(Rows from a dataset)
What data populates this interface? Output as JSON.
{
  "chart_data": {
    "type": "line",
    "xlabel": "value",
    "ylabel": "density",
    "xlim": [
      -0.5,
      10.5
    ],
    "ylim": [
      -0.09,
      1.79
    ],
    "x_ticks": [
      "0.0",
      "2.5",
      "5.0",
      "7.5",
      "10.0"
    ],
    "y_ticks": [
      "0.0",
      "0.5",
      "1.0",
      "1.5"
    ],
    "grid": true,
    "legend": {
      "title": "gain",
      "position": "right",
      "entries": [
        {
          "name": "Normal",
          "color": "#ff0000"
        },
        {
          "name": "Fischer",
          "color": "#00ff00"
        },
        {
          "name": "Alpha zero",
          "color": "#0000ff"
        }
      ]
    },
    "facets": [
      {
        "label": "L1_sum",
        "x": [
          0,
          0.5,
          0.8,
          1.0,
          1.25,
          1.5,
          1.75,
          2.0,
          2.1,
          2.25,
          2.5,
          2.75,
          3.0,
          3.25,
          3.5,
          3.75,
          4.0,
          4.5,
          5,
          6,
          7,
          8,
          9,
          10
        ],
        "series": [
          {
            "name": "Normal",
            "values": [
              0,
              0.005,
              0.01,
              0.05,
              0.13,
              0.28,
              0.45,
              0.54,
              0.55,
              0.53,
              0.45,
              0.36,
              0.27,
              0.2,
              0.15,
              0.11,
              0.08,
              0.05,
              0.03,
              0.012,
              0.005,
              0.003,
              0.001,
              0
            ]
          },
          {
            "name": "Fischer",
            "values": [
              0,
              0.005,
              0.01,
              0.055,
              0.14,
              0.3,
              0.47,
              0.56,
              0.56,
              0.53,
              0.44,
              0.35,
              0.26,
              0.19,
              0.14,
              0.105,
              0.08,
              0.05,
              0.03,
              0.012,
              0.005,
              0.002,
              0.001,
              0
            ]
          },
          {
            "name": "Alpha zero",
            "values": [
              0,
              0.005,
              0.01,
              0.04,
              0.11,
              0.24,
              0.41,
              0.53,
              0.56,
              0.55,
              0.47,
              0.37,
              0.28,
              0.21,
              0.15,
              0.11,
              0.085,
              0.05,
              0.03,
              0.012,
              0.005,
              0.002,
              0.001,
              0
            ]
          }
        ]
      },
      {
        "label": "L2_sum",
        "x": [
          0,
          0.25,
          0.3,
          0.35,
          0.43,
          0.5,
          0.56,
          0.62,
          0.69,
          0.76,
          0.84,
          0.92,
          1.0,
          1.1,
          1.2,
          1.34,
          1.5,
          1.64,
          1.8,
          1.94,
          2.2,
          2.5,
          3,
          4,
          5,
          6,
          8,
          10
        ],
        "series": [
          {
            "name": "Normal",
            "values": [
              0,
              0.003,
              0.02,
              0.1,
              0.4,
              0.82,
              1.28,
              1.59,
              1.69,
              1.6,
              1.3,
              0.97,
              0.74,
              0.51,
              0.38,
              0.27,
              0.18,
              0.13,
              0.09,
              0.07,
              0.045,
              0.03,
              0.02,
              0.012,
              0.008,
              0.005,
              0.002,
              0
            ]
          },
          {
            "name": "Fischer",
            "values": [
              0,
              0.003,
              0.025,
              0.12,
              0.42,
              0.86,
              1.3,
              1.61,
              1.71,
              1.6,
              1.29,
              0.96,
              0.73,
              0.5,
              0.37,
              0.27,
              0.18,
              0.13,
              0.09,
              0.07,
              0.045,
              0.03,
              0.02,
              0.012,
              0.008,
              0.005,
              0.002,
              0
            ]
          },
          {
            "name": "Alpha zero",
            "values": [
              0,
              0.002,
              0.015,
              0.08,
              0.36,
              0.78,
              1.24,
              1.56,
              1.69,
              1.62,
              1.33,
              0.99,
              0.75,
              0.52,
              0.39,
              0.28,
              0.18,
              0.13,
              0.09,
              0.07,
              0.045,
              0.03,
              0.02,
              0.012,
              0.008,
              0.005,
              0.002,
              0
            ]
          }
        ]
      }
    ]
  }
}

* _WHAT THE TASK ASKS_: Send back every record, precisely as written.

* _EXERCISE RESPONSE_:
What data populates this interface? Output as JSON.
{
  "chart_data": {
    "type": "line",
    "xlabel": "value",
    "ylabel": "density",
    "xlim": [
      -0.5,
      10.5
    ],
    "ylim": [
      -0.09,
      1.79
    ],
    "x_ticks": [
      "0.0",
      "2.5",
      "5.0",
      "7.5",
      "10.0"
    ],
    "y_ticks": [
      "0.0",
      "0.5",
      "1.0",
      "1.5"
    ],
    "grid": true,
    "legend": {
      "title": "gain",
      "position": "right",
      "entries": [
        {
          "name": "Normal",
          "color": "#ff0000"
        },
        {
          "name": "Fischer",
          "color": "#00ff00"
        },
        {
          "name": "Alpha zero",
          "color": "#0000ff"
        }
      ]
    },
    "facets": [
      {
        "label": "L1_sum",
        "x": [
          0,
          0.5,
          0.8,
          1.0,
          1.25,
          1.5,
          1.75,
          2.0,
          2.1,
          2.25,
          2.5,
          2.75,
          3.0,
          3.25,
          3.5,
          3.75,
          4.0,
          4.5,
          5,
          6,
          7,
          8,
          9,
          10
        ],
        "series": [
          {
            "name": "Normal",
            "values": [
              0,
              0.005,
              0.01,
              0.05,
              0.13,
              0.28,
              0.45,
              0.54,
              0.55,
              0.53,
              0.45,
              0.36,
              0.27,
              0.2,
              0.15,
              0.11,
              0.08,
              0.05,
              0.03,
              0.012,
              0.005,
              0.003,
              0.001,
              0
            ]
          },
          {
            "name": "Fischer",
            "values": [
              0,
              0.005,
              0.01,
              0.055,
              0.14,
              0.3,
              0.47,
              0.56,
              0.56,
              0.53,
              0.44,
              0.35,
              0.26,
              0.19,
              0.14,
              0.105,
              0.08,
              0.05,
              0.03,
              0.012,
              0.005,
              0.002,
              0.001,
              0
            ]
          },
          {
            "name": "Alpha zero",
            "values": [
              0,
              0.005,
              0.01,
              0.04,
              0.11,
              0.24,
              0.41,
              0.53,
              0.56,
              0.55,
              0.47,
              0.37,
              0.28,
              0.21,
              0.15,
              0.11,
              0.085,
              0.05,
              0.03,
              0.012,
              0.005,
              0.002,
              0.001,
              0
            ]
          }
        ]
      },
      {
        "label": "L2_sum",
        "x": [
          0,
          0.25,
          0.3,
          0.35,
          0.43,
          0.5,
          0.56,
          0.62,
          0.69,
          0.76,
          0.84,
          0.92,
          1.0,
          1.1,
          1.2,
          1.34,
          1.5,
          1.64,
          1.8,
          1.94,
          2.2,
          2.5,
          3,
          4,
          5,
          6,
          8,
          10
        ],
        "series": [
          {
            "name": "Normal",
            "values": [
              0,
              0.003,
              0.02,
              0.1,
              0.4,
              0.82,
              1.28,
              1.59,
              1.69,
              1.6,
              1.3,
              0.97,
              0.74,
              0.51,
              0.38,
              0.27,
              0.18,
              0.13,
              0.09,
              0.07,
              0.045,
              0.03,
              0.02,
              0.012,
              0.008,
              0.005,
              0.002,
              0
            ]
          },
          {
            "name": "Fischer",
            "values": [
              0,
              0.003,
              0.025,
              0.12,
              0.42,
              0.86,
              1.3,
              1.61,
              1.71,
              1.6,
              1.29,
              0.96,
              0.73,
              0.5,
              0.37,
              0.27,
              0.18,
              0.13,
              0.09,
              0.07,
              0.045,
              0.03,
              0.02,
              0.012,
              0.008,
              0.005,
              0.002,
              0
            ]
          },
          {
            "name": "Alpha zero",
            "values": [
              0,
              0.002,
              0.015,
              0.08,
              0.36,
              0.78,
              1.24,
              1.56,
              1.69,
              1.62,
              1.33,
              0.99,
              0.75,
              0.52,
              0.39,
              0.28,
              0.18,
              0.13,
              0.09,
              0.07,
              0.045,
              0.03,
              0.02,
              0.012,
              0.008,
              0.005,
              0.002,
              0
            ]
          }
        ]
      }
    ]
  }
}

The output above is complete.